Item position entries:
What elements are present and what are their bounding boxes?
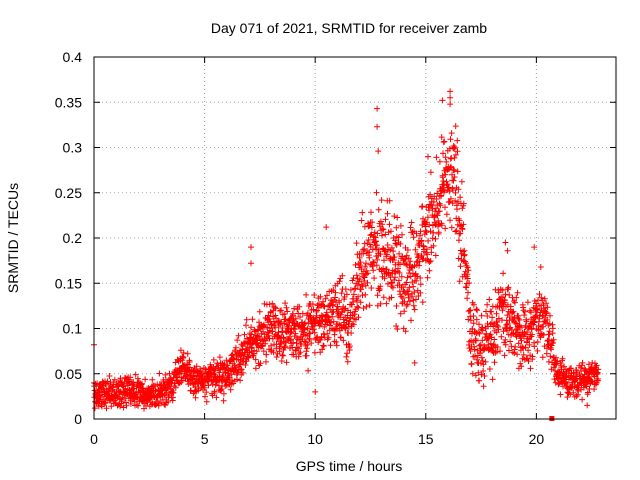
x-axis-label: GPS time / hours bbox=[296, 458, 403, 474]
axis-ticks bbox=[93, 56, 616, 420]
y-tick-label: 0.1 bbox=[63, 321, 83, 337]
y-tick-label: 0.35 bbox=[55, 94, 82, 110]
y-tick-label: 0.15 bbox=[55, 275, 82, 291]
x-tick-label: 0 bbox=[90, 431, 98, 447]
grid-lines bbox=[94, 57, 616, 419]
y-tick-label: 0 bbox=[74, 411, 82, 427]
x-tick-label: 15 bbox=[418, 431, 434, 447]
x-tick-label: 10 bbox=[307, 431, 323, 447]
y-tick-label: 0.3 bbox=[63, 140, 83, 156]
y-tick-label: 0.4 bbox=[63, 49, 83, 65]
chart-title: Day 071 of 2021, SRMTID for receiver zam… bbox=[211, 20, 487, 36]
x-tick-label: 5 bbox=[201, 431, 209, 447]
y-tick-labels: 0 0.05 0.1 0.15 0.2 0.25 0.3 0.35 0.4 bbox=[55, 49, 82, 427]
y-tick-label: 0.2 bbox=[63, 230, 83, 246]
x-tick-labels: 0 5 10 15 20 bbox=[90, 431, 544, 447]
y-axis-label: SRMTID / TECUs bbox=[5, 183, 21, 293]
data-points bbox=[91, 88, 602, 421]
y-tick-label: 0.05 bbox=[55, 366, 82, 382]
y-tick-label: 0.25 bbox=[55, 185, 82, 201]
x-tick-label: 20 bbox=[529, 431, 545, 447]
srmtid-points bbox=[91, 88, 602, 412]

Directive ::
Pull out every line of the records above that contains the string "labels", matching case exactly.

Solved problem ::
y-tick-labels: 0 0.05 0.1 0.15 0.2 0.25 0.3 0.35 0.4 bbox=[55, 49, 82, 427]
x-tick-labels: 0 5 10 15 20 bbox=[90, 431, 544, 447]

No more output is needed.